• Task to carry out:
Go over the entries below line by line, copying each one that contains the word "screenshot".
::::::
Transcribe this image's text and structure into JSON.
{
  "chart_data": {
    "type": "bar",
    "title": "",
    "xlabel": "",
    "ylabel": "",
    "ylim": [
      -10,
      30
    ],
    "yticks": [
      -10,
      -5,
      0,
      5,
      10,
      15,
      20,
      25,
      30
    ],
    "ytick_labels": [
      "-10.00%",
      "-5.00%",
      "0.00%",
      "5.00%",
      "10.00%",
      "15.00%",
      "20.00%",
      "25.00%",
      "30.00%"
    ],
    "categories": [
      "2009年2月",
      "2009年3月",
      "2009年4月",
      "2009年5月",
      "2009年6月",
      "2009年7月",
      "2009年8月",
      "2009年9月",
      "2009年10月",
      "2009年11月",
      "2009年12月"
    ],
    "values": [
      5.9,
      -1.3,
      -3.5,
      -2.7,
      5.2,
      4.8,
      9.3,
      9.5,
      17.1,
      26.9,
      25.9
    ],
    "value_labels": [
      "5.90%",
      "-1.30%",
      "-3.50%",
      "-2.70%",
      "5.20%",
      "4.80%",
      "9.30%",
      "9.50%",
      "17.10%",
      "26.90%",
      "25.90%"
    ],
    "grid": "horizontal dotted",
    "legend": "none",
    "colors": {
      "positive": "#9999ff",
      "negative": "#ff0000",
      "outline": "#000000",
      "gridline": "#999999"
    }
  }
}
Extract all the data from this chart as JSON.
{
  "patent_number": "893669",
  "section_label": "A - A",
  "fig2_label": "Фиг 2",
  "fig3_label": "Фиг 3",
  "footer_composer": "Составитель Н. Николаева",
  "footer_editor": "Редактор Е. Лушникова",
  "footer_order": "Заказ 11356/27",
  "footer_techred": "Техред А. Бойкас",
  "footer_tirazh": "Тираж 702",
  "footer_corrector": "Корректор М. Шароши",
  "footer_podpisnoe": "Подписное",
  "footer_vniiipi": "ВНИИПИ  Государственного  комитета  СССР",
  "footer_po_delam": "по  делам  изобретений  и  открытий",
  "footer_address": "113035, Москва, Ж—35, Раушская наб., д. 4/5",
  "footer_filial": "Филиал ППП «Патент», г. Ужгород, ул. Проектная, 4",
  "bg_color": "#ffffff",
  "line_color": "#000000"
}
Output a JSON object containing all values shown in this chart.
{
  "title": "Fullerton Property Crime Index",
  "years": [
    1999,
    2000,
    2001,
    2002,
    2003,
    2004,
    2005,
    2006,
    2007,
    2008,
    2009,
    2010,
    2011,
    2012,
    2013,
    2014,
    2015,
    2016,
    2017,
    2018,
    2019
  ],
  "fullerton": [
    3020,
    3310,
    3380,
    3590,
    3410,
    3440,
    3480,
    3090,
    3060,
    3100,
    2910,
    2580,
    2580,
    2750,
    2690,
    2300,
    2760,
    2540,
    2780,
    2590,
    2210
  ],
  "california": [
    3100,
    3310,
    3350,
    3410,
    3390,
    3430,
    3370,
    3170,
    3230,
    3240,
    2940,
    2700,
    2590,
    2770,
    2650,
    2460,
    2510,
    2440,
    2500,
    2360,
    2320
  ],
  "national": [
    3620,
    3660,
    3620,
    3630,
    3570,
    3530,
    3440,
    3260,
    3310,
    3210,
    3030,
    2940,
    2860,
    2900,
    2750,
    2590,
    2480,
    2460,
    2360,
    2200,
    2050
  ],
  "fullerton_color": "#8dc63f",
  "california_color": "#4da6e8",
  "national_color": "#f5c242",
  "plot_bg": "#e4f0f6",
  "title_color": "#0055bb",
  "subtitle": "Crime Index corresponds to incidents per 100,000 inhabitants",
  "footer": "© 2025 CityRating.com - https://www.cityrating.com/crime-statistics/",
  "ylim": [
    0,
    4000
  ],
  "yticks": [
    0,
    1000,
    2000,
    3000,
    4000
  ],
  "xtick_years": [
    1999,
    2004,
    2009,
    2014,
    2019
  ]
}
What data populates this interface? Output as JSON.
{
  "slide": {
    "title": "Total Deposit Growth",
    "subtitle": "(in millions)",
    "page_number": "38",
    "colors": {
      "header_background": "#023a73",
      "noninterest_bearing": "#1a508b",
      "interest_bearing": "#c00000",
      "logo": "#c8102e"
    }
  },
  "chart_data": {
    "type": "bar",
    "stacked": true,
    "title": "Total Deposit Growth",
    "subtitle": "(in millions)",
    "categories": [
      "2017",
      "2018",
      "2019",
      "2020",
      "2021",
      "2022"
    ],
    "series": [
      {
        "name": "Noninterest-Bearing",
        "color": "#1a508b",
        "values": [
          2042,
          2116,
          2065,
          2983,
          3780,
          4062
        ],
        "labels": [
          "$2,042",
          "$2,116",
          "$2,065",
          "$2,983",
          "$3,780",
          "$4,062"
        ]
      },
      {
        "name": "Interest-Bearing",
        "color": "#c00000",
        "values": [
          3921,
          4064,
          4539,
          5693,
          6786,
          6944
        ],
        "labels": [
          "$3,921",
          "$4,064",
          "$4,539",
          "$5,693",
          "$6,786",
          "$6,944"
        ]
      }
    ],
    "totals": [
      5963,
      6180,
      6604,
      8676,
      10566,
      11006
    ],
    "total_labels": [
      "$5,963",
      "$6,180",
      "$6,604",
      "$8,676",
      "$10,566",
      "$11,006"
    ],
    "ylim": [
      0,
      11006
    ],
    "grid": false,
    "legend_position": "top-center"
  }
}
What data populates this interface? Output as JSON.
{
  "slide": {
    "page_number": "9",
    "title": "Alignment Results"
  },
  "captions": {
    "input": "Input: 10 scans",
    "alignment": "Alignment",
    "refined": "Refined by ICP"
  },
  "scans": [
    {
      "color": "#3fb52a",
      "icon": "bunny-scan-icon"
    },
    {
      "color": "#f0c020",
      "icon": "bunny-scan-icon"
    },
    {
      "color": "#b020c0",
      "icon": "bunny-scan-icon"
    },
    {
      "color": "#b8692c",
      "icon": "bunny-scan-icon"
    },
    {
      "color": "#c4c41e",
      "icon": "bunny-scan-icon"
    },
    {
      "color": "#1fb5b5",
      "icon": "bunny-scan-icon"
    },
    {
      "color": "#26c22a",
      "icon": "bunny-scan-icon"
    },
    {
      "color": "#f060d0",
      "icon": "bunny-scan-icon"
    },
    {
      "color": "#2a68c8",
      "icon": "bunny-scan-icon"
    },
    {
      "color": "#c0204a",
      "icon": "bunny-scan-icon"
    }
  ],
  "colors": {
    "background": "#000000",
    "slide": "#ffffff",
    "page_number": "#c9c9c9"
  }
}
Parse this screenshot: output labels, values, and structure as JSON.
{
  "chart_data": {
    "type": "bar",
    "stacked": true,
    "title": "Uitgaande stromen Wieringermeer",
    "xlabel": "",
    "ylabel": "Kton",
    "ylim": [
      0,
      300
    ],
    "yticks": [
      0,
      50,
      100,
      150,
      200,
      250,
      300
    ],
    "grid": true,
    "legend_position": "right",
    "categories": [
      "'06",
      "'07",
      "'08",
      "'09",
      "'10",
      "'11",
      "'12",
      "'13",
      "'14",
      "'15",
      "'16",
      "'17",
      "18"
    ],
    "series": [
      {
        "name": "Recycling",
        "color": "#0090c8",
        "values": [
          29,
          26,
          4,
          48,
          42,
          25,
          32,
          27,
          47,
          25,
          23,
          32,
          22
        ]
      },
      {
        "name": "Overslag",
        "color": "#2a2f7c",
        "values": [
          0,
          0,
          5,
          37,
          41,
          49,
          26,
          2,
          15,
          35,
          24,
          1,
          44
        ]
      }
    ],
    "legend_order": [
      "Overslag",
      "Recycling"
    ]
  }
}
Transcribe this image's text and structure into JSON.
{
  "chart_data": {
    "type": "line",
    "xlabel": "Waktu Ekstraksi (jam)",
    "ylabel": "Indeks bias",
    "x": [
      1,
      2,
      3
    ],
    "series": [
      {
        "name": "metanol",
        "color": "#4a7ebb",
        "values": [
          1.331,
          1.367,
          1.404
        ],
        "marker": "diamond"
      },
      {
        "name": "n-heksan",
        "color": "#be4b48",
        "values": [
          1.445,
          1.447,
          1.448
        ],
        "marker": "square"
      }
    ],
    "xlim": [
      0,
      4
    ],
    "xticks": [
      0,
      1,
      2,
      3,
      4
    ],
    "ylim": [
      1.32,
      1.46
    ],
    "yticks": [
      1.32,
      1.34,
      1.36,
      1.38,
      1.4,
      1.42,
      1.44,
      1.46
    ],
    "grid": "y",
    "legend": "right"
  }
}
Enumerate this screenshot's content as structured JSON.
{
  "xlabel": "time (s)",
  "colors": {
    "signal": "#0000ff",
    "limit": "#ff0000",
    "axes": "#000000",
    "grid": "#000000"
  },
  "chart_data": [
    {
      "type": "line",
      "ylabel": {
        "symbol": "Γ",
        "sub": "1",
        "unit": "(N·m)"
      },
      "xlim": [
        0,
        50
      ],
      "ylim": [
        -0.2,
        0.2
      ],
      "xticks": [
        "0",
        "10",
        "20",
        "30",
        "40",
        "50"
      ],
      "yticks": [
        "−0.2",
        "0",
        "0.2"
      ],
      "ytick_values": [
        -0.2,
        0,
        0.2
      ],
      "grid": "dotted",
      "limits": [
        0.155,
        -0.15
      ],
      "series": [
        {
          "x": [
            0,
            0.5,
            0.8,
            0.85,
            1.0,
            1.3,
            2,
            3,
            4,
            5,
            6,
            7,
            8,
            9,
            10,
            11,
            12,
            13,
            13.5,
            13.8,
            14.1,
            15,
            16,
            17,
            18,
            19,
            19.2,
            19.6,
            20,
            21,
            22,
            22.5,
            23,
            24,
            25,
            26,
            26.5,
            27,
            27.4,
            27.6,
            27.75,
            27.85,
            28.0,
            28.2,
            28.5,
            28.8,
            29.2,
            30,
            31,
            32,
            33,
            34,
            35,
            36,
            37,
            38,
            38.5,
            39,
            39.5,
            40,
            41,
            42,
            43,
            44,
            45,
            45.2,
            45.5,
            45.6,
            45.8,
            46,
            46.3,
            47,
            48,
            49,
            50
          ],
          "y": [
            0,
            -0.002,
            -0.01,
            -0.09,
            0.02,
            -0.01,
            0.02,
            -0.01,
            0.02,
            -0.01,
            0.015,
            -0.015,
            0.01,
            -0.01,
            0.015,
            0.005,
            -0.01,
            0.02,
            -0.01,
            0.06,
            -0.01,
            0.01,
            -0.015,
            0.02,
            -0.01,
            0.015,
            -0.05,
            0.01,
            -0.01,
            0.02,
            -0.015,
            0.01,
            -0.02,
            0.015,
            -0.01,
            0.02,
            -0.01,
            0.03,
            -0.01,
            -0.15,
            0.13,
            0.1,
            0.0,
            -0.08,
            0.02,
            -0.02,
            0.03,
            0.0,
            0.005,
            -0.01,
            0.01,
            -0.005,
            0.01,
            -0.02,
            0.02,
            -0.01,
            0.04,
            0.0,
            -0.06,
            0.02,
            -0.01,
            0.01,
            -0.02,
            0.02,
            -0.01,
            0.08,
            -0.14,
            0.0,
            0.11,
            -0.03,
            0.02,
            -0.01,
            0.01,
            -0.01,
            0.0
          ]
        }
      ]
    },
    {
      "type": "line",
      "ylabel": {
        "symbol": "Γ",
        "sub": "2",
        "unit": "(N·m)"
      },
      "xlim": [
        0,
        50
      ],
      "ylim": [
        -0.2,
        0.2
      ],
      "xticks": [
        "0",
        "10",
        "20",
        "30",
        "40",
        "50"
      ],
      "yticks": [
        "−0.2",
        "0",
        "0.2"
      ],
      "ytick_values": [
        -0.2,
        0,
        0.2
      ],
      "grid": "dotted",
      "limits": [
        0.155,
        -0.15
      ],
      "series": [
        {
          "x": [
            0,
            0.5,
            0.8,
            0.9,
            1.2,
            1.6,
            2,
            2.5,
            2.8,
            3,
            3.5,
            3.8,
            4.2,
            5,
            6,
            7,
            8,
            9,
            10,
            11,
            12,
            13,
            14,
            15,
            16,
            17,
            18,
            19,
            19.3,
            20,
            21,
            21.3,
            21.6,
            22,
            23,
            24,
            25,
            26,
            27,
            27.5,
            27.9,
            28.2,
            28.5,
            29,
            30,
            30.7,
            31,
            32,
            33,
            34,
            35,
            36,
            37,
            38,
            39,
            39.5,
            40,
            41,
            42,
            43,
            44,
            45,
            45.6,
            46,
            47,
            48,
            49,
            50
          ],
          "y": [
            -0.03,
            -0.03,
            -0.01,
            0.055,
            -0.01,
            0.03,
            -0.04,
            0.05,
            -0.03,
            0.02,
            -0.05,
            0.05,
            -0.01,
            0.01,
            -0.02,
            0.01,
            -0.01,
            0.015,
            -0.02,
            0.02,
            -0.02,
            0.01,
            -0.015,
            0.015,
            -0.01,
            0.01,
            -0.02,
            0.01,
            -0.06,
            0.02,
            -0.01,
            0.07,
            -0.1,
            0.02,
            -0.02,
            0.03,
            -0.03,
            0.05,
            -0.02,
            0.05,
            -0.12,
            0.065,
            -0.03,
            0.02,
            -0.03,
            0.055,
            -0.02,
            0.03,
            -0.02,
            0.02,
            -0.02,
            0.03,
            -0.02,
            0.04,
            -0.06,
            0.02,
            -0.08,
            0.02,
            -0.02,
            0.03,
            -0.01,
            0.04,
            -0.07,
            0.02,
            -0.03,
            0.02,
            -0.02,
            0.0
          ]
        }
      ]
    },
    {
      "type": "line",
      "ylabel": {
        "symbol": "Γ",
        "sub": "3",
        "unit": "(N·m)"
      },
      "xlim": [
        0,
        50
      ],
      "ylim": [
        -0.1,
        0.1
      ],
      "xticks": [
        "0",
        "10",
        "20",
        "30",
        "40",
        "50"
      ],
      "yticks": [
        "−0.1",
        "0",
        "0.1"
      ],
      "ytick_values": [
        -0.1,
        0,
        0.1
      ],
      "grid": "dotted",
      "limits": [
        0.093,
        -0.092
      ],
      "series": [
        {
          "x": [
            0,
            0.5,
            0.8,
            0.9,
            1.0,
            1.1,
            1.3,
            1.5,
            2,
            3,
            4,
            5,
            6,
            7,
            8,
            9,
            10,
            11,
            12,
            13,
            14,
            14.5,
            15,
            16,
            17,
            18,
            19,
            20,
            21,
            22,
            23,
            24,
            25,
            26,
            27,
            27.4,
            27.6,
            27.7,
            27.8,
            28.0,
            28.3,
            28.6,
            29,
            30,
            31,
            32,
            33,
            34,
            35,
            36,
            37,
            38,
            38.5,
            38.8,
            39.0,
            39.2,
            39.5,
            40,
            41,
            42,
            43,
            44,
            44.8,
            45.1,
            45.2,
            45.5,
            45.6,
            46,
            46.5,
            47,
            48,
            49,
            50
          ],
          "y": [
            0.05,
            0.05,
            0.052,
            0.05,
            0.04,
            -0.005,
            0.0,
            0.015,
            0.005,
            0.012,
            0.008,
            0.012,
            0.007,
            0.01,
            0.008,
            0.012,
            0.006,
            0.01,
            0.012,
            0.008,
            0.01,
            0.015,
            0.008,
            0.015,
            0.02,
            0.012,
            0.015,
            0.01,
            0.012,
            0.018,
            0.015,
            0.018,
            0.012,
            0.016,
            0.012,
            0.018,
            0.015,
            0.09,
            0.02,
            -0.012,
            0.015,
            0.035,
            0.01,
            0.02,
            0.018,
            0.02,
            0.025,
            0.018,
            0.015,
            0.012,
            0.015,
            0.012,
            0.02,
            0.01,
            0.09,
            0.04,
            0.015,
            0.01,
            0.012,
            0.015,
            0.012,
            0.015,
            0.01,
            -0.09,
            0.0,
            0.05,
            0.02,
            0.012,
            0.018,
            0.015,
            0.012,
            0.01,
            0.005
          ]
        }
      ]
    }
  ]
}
::::::
• Correct output:
Parse this screenshot: output labels, values, and structure as JSON.
Enumerate this screenshot's content as structured JSON.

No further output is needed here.